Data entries
============

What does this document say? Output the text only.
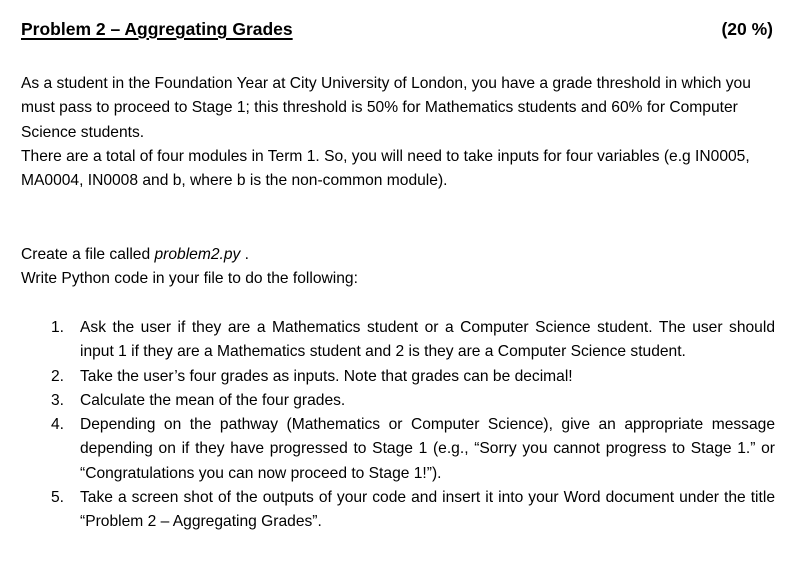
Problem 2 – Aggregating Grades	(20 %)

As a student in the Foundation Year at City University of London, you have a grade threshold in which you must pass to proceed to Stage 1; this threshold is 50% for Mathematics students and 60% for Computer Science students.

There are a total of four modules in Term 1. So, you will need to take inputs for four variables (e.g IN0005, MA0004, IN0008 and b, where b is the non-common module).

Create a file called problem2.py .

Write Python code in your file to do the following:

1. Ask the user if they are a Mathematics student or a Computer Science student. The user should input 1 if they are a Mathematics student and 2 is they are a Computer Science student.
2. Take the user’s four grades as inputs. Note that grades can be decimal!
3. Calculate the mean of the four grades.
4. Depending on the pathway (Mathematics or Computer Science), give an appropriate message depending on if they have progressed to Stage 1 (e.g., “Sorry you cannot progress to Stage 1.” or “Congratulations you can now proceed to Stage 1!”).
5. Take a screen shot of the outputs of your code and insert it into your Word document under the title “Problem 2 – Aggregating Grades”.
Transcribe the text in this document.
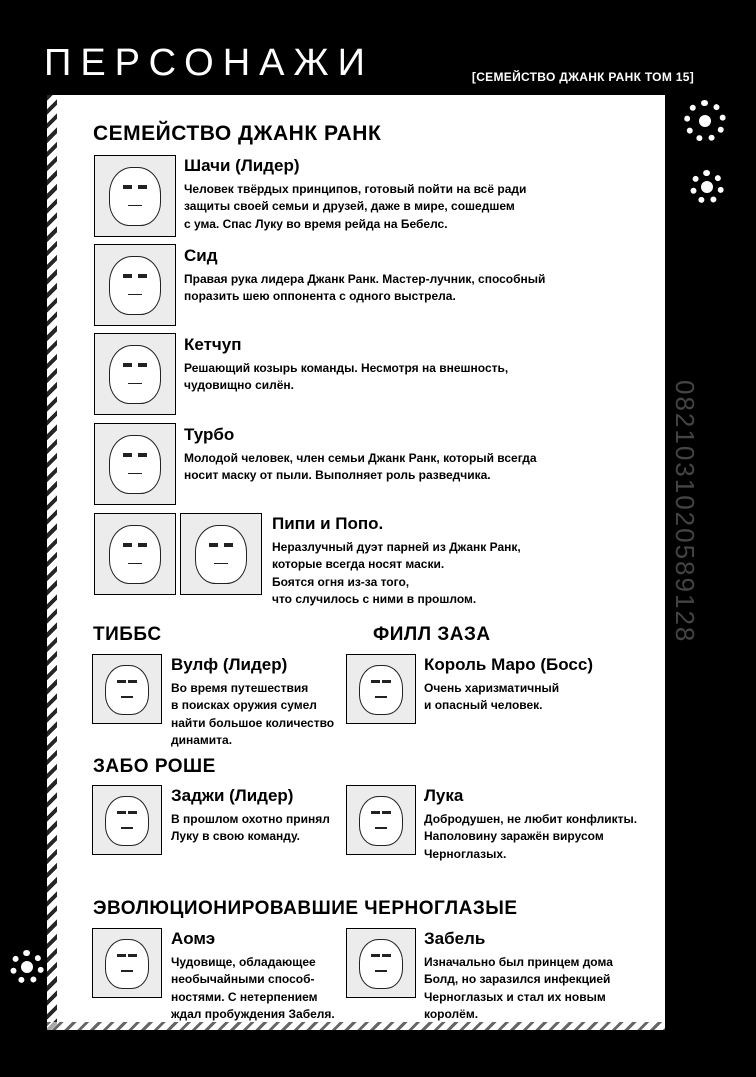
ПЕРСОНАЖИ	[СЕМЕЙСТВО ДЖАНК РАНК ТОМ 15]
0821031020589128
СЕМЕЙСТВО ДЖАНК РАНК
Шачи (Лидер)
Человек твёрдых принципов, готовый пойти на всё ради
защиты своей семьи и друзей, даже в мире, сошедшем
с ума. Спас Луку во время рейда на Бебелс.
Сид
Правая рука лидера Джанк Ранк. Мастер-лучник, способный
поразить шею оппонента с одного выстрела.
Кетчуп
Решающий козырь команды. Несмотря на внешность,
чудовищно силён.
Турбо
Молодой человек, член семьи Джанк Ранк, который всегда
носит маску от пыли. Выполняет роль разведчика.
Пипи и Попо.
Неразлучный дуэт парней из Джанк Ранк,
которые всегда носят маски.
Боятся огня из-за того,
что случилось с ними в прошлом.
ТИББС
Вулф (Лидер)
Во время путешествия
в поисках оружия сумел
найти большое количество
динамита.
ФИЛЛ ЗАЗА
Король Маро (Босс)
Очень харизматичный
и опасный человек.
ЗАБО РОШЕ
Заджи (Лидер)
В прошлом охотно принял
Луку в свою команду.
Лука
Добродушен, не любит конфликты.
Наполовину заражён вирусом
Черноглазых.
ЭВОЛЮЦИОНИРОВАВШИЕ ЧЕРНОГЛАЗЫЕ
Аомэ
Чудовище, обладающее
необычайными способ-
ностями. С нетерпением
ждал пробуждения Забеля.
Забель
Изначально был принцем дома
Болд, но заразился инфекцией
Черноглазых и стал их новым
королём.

============

## WHAT IS NEEDED
Where does the word "inputs" appear in the listing? List each line that holds it.

## EXERCISE SOLUTION
There are a total of four modules in Term 1. So, you will need to take inputs for four variables (e.g IN0005, MA0004, IN0008 and b, where b is the non-common module).
2. Take the user’s four grades as inputs. Note that grades can be decimal!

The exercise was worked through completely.